▶ _AIM OF THE TASK_:
Transcribe all of the material exactly, except for its pictures.

══ PROVIDED ENTRIES ══

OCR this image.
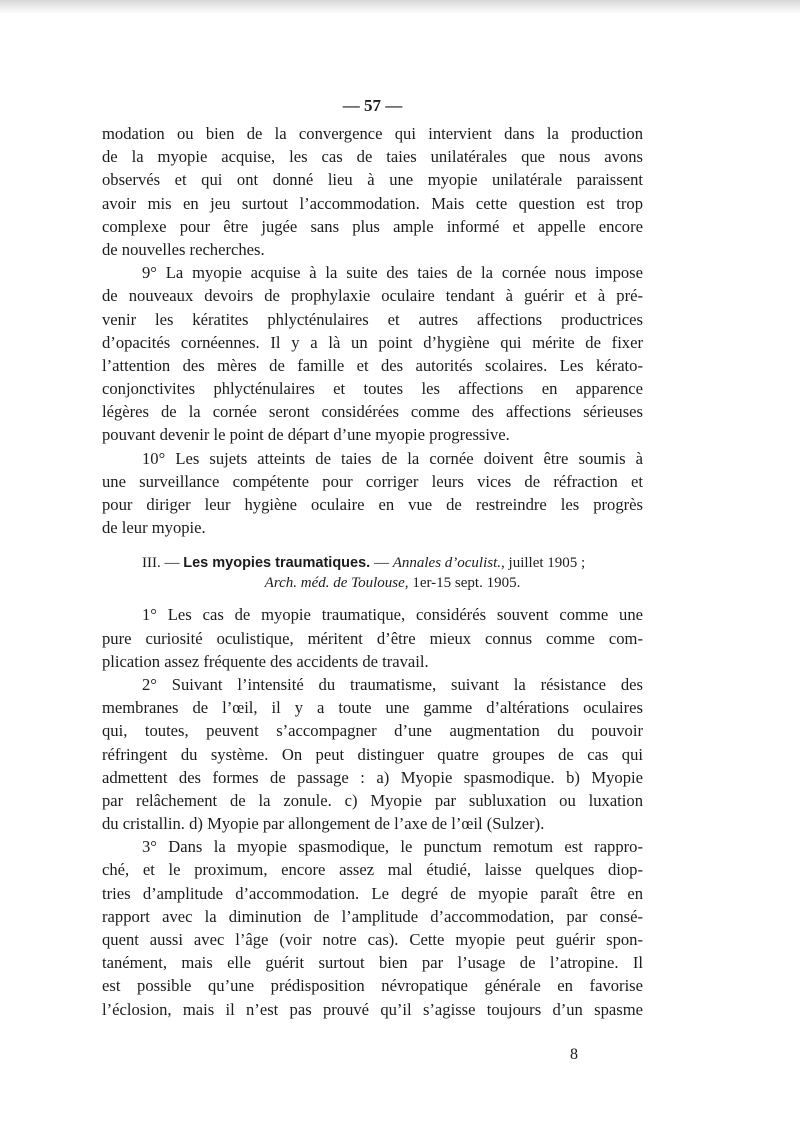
— 57 —
modation ou bien de la convergence qui intervient dans la production
de la myopie acquise, les cas de taies unilatérales que nous avons
observés et qui ont donné lieu à une myopie unilatérale paraissent
avoir mis en jeu surtout l’accommodation. Mais cette question est trop
complexe pour être jugée sans plus ample informé et appelle encore
de nouvelles recherches.
9° La myopie acquise à la suite des taies de la cornée nous impose
de nouveaux devoirs de prophylaxie oculaire tendant à guérir et à pré-
venir les kératites phlycténulaires et autres affections productrices
d’opacités cornéennes. Il y a là un point d’hygiène qui mérite de fixer
l’attention des mères de famille et des autorités scolaires. Les kérato-
conjonctivites phlycténulaires et toutes les affections en apparence
légères de la cornée seront considérées comme des affections sérieuses
pouvant devenir le point de départ d’une myopie progressive.
10° Les sujets atteints de taies de la cornée doivent être soumis à
une surveillance compétente pour corriger leurs vices de réfraction et
pour diriger leur hygiène oculaire en vue de restreindre les progrès
de leur myopie.
III. — Les myopies traumatiques. — Annales d’oculist., juillet 1905 ;
Arch. méd. de Toulouse, 1er-15 sept. 1905.
1° Les cas de myopie traumatique, considérés souvent comme une
pure curiosité oculistique, méritent d’être mieux connus comme com-
plication assez fréquente des accidents de travail.
2° Suivant l’intensité du traumatisme, suivant la résistance des
membranes de l’œil, il y a toute une gamme d’altérations oculaires
qui, toutes, peuvent s’accompagner d’une augmentation du pouvoir
réfringent du système. On peut distinguer quatre groupes de cas qui
admettent des formes de passage : a) Myopie spasmodique. b) Myopie
par relâchement de la zonule. c) Myopie par subluxation ou luxation
du cristallin. d) Myopie par allongement de l’axe de l’œil (Sulzer).
3° Dans la myopie spasmodique, le punctum remotum est rappro-
ché, et le proximum, encore assez mal étudié, laisse quelques diop-
tries d’amplitude d’accommodation. Le degré de myopie paraît être en
rapport avec la diminution de l’amplitude d’accommodation, par consé-
quent aussi avec l’âge (voir notre cas). Cette myopie peut guérir spon-
tanément, mais elle guérit surtout bien par l’usage de l’atropine. Il
est possible qu’une prédisposition névropatique générale en favorise
l’éclosion, mais il n’est pas prouvé qu’il s’agisse toujours d’un spasme
8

═══

▶ _THE RESPONSE_:
OCR this image.
— 57 —
modation ou bien de la convergence qui intervient dans la production
de la myopie acquise, les cas de taies unilatérales que nous avons
observés et qui ont donné lieu à une myopie unilatérale paraissent
avoir mis en jeu surtout l’accommodation. Mais cette question est trop
complexe pour être jugée sans plus ample informé et appelle encore
de nouvelles recherches.
9° La myopie acquise à la suite des taies de la cornée nous impose
de nouveaux devoirs de prophylaxie oculaire tendant à guérir et à pré-
venir les kératites phlycténulaires et autres affections productrices
d’opacités cornéennes. Il y a là un point d’hygiène qui mérite de fixer
l’attention des mères de famille et des autorités scolaires. Les kérato-
conjonctivites phlycténulaires et toutes les affections en apparence
légères de la cornée seront considérées comme des affections sérieuses
pouvant devenir le point de départ d’une myopie progressive.
10° Les sujets atteints de taies de la cornée doivent être soumis à
une surveillance compétente pour corriger leurs vices de réfraction et
pour diriger leur hygiène oculaire en vue de restreindre les progrès
de leur myopie.
III. — Les myopies traumatiques. — Annales d’oculist., juillet 1905 ;
Arch. méd. de Toulouse, 1er-15 sept. 1905.
1° Les cas de myopie traumatique, considérés souvent comme une
pure curiosité oculistique, méritent d’être mieux connus comme com-
plication assez fréquente des accidents de travail.
2° Suivant l’intensité du traumatisme, suivant la résistance des
membranes de l’œil, il y a toute une gamme d’altérations oculaires
qui, toutes, peuvent s’accompagner d’une augmentation du pouvoir
réfringent du système. On peut distinguer quatre groupes de cas qui
admettent des formes de passage : a) Myopie spasmodique. b) Myopie
par relâchement de la zonule. c) Myopie par subluxation ou luxation
du cristallin. d) Myopie par allongement de l’axe de l’œil (Sulzer).
3° Dans la myopie spasmodique, le punctum remotum est rappro-
ché, et le proximum, encore assez mal étudié, laisse quelques diop-
tries d’amplitude d’accommodation. Le degré de myopie paraît être en
rapport avec la diminution de l’amplitude d’accommodation, par consé-
quent aussi avec l’âge (voir notre cas). Cette myopie peut guérir spon-
tanément, mais elle guérit surtout bien par l’usage de l’atropine. Il
est possible qu’une prédisposition névropatique générale en favorise
l’éclosion, mais il n’est pas prouvé qu’il s’agisse toujours d’un spasme
8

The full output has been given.